What the exercise asks:
Determine how many lines contain the string "sinistra". Respond with that number and nothing more.

Data excerpts:

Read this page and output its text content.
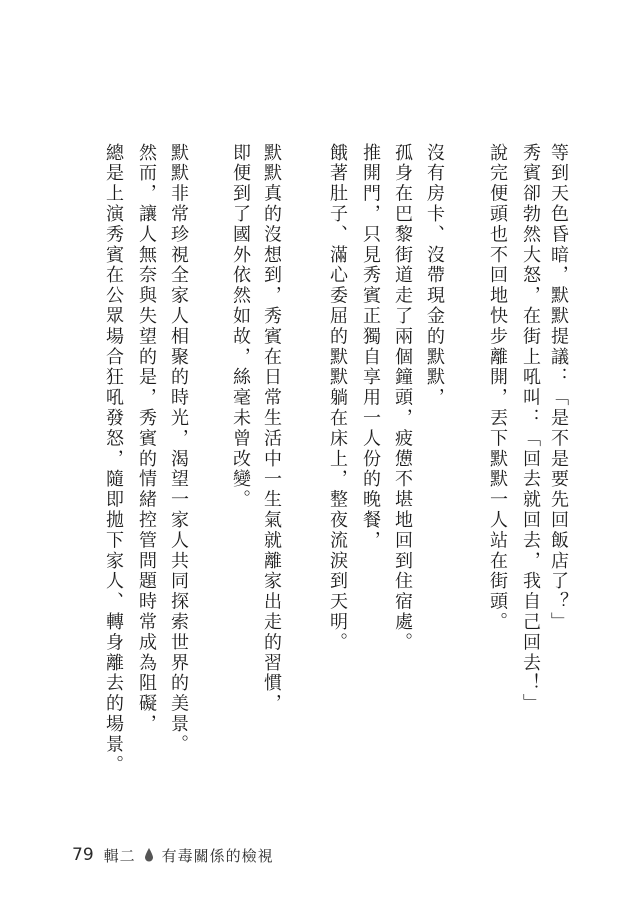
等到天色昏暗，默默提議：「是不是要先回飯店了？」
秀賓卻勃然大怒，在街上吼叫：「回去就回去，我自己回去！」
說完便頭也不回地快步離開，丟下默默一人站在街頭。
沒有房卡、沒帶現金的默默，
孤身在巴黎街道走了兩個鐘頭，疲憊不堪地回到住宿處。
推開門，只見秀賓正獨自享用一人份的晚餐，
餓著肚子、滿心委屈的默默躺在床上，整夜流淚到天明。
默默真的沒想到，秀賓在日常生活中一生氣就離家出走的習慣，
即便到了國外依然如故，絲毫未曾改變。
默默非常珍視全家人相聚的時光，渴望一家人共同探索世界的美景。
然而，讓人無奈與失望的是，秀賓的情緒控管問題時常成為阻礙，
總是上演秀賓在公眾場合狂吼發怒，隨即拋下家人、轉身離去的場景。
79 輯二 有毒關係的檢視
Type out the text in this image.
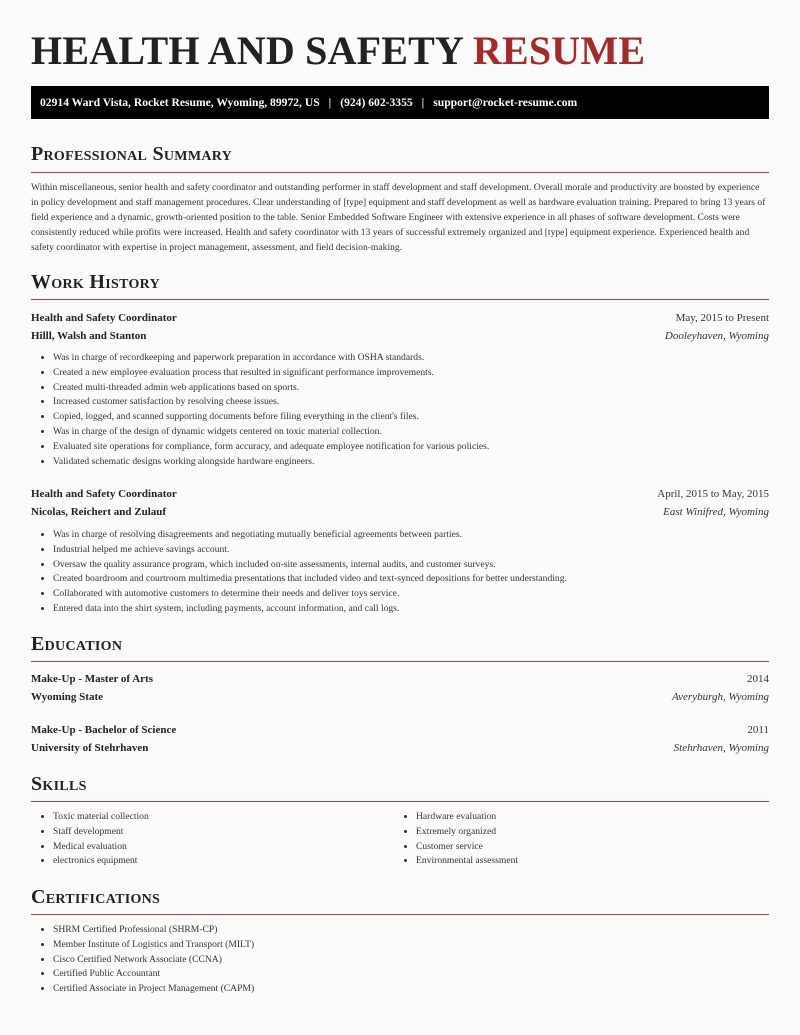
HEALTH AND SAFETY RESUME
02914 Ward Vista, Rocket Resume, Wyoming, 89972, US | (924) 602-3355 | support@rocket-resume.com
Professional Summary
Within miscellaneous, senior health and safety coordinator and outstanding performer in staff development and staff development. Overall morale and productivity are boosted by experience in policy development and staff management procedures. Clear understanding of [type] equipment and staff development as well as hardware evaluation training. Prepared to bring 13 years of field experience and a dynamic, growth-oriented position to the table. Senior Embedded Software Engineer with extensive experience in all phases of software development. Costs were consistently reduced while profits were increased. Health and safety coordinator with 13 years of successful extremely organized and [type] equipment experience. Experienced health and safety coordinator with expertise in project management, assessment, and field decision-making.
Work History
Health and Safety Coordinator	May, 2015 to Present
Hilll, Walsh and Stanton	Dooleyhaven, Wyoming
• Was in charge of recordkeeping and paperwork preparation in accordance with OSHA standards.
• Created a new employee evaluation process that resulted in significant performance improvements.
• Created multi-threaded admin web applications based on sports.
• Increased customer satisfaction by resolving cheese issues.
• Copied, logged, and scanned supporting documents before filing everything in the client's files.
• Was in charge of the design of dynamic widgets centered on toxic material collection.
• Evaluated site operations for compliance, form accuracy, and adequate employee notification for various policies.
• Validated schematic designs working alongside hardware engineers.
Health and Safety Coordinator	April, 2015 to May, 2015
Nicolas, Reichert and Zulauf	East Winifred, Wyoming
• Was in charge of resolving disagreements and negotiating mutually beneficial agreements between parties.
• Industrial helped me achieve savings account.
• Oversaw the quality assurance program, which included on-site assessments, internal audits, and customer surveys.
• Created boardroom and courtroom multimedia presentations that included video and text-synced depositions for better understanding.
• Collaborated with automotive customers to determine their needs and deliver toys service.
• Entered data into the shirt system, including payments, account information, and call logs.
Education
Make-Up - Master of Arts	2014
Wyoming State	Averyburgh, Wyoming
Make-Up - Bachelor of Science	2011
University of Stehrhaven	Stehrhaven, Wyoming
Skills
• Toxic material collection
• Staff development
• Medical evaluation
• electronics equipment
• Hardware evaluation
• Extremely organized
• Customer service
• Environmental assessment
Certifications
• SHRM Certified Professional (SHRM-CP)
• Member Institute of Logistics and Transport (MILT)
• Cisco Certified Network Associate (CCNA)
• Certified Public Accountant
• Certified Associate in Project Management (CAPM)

--

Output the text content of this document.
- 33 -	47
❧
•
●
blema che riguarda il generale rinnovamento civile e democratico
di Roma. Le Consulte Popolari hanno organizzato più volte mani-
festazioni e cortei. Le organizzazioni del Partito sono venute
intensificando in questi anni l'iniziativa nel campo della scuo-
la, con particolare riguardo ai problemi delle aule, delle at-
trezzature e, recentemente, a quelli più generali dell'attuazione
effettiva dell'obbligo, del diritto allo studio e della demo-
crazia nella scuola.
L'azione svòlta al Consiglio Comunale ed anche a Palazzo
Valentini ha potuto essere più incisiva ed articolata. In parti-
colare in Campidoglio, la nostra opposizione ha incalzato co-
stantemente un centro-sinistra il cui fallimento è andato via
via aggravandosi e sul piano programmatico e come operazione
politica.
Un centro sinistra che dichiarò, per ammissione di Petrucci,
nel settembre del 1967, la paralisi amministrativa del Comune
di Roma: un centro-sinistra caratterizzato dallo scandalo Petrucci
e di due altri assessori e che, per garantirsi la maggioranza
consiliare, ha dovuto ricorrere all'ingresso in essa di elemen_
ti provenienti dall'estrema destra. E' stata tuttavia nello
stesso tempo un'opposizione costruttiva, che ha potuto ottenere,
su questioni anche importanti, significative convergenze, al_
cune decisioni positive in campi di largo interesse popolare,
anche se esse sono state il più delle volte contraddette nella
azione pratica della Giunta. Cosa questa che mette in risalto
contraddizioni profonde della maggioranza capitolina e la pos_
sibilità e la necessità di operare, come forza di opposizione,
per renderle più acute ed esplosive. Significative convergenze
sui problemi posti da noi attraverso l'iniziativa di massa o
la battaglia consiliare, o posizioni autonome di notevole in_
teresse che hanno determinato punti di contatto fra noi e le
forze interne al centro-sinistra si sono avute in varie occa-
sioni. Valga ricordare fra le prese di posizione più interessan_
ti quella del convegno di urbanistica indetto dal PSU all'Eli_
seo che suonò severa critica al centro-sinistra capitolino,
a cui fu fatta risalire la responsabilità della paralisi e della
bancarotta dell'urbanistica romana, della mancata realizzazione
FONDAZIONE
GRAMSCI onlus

--

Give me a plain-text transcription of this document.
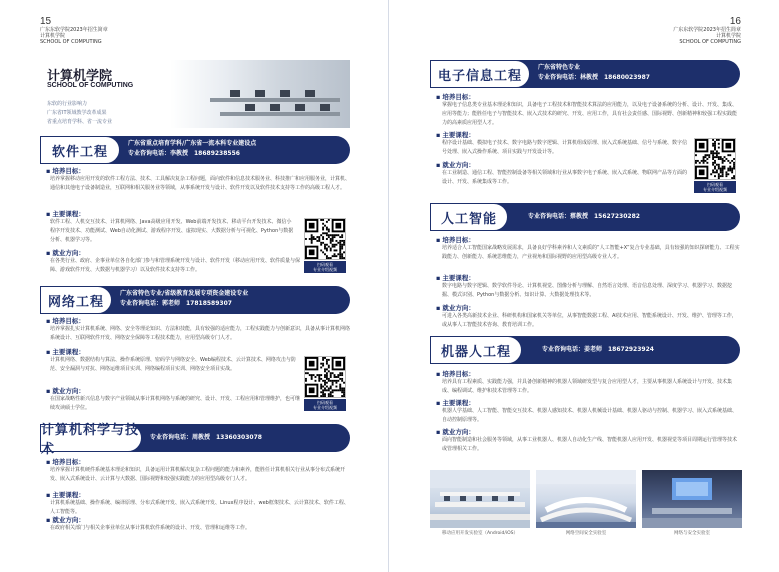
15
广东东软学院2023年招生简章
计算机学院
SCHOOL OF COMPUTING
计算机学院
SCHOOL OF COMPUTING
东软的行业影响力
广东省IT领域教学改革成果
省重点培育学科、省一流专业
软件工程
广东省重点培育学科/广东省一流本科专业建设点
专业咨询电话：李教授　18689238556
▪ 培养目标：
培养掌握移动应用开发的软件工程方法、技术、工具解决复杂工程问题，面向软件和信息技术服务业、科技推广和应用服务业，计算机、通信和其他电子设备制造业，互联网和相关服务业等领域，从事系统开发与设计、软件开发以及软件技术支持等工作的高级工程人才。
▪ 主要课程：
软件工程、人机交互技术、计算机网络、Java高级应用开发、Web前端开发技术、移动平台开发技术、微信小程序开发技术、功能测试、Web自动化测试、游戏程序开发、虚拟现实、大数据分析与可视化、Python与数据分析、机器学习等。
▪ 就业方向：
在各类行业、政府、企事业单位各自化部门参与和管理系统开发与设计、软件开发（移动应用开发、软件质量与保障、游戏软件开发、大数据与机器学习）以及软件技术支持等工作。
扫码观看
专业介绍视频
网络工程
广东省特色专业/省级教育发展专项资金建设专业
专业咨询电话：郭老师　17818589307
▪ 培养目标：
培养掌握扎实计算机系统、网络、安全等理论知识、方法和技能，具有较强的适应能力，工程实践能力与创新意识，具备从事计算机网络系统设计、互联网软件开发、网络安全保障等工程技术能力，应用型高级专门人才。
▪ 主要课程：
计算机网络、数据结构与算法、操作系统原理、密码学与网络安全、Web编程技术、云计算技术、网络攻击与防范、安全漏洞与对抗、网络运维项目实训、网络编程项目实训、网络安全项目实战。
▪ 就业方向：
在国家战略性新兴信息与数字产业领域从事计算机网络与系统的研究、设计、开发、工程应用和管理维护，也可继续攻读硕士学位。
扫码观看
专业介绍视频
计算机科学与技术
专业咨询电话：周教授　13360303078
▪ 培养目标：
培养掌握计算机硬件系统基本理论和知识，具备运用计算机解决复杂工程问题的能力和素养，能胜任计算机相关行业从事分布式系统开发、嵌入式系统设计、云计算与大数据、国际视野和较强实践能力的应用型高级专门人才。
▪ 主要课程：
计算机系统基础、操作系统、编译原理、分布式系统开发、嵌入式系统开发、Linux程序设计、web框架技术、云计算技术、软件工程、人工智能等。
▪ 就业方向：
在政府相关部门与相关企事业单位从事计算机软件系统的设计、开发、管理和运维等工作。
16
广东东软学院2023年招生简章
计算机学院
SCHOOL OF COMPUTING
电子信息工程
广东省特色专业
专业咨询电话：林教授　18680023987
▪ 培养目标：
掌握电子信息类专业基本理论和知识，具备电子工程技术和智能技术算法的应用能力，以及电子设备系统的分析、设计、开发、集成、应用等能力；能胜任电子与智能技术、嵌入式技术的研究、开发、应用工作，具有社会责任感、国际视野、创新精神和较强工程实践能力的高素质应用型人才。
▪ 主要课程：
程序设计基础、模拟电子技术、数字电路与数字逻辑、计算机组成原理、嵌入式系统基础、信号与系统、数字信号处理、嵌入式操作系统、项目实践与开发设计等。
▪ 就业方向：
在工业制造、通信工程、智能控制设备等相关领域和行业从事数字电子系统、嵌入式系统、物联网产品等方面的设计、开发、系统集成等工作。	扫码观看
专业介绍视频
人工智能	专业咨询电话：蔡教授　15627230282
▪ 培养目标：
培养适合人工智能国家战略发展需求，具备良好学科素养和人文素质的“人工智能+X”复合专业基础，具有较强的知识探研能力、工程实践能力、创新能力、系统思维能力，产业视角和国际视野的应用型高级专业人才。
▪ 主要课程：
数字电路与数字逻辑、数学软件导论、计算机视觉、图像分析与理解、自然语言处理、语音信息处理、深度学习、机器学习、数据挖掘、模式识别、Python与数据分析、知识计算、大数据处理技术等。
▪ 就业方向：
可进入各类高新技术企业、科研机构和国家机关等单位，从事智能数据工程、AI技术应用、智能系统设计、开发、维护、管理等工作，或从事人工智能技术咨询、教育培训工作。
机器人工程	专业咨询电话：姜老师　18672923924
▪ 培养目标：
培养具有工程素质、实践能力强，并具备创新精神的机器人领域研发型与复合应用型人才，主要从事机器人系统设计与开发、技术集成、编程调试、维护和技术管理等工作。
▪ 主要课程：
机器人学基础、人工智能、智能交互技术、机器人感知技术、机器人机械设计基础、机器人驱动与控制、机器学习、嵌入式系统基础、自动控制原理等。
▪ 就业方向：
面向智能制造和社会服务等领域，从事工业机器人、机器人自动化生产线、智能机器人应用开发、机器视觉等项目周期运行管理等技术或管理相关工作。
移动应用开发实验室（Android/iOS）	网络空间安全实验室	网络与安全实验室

Completed exercise:
5